What you will do.
#1 In the post on House of Lords offices, what was the author's shared room originally?
#2 Resume the post on House of Lords offices, starting after its final sentence.

Provided text.
(begin)

If only…

Lord Norton

I switched on BBC1 this evening, too late for Panorama, and no sooner had I switched on than I saw a shot of Westminster.  This was in a programme called New Tricks and it showed what purported to be a meeting with a Labour peer at the House of Lords.  The programme-makers clearly have no knowledge of the House.  It showed the peer in a rather grand office of his own.

This was misleading for a number of reasons.  Only the Lord Speaker has a large, grand office of her own of the sort portrayed in the programme.  A few other office-holders – the Leader of the House, Leader of the Opposition and the like, as well as law lords – have individual offices.  Everyone else has to make do with shared offices, some of them rather crowded.  My desk is in a large room – it was initially Black Rod’s living room – but it houses ten desks: seven of us are among the regular attenders.  What was formerly a shower-room across the corridor has been converted into an office for two peers!  When former Prime Minister, James Callaghan, joined the House, the then Labour Chief Whip, Ted Graham, had enormous difficulty getting him an office of his own.  When Lord Callaghan died, his small office was immediately converted into an office for two senior peers.

(end)

Raw data.
(begin)

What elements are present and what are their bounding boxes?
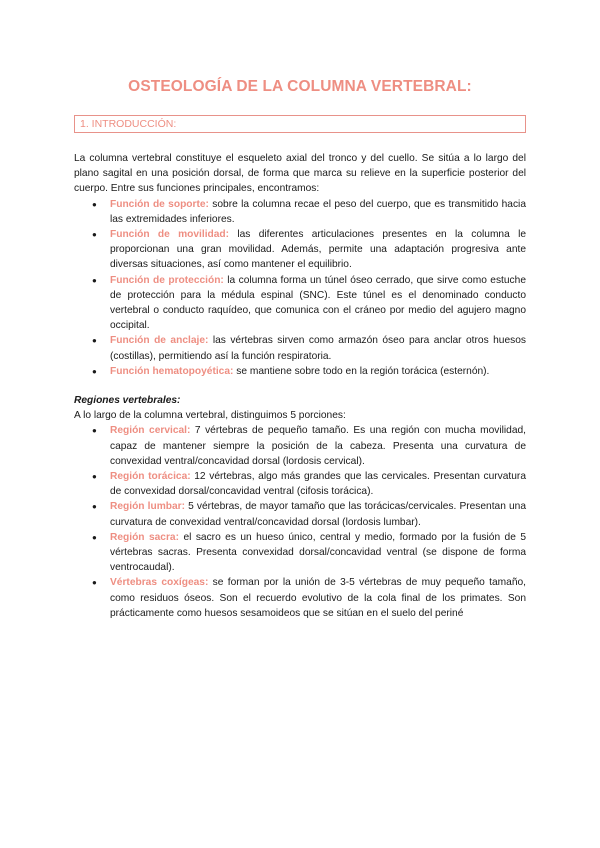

(end)

Task answers.
#1 Black Rod's living room.

#2
Some offices are in good locations in the Palace of Westminster.  My room on the second floor overlooks Westminster Abbey.  Others are not so fortunate and have windows looking out on walls or courtyards.  Pressure on space means that outlying buildings have been acquired to create additional office space.  The offices are modern, but it entails quite a walk when a division is called in the House – not much fun if it’s raining and there’s heavy traffic when crossing the road.  Such is the pressure on space that I once found the Government Deputy Chief Whip in the corridor on my floor wandering round to see if he could identify additional space.  Some peers have, or prefer, to work in the Library or at one of the desks in the Royal Gallery.  Lord Healey some years ago told me that it reminded him of what the House of Commons was like in the 1960s.

I report this for information, not for the purpose of complaint.  Rooms are allocated on a party basis and it can be useful to discuss issues, and share information, with one’s colleagues.  There’s an extremely good atmosphere in my office, which makes it a pleasure to work in.  I had the opportunity to move to another room when I was made a Chairman of a Select Committee, but I declined.  Being where I am is a privilege and I have no wish to move.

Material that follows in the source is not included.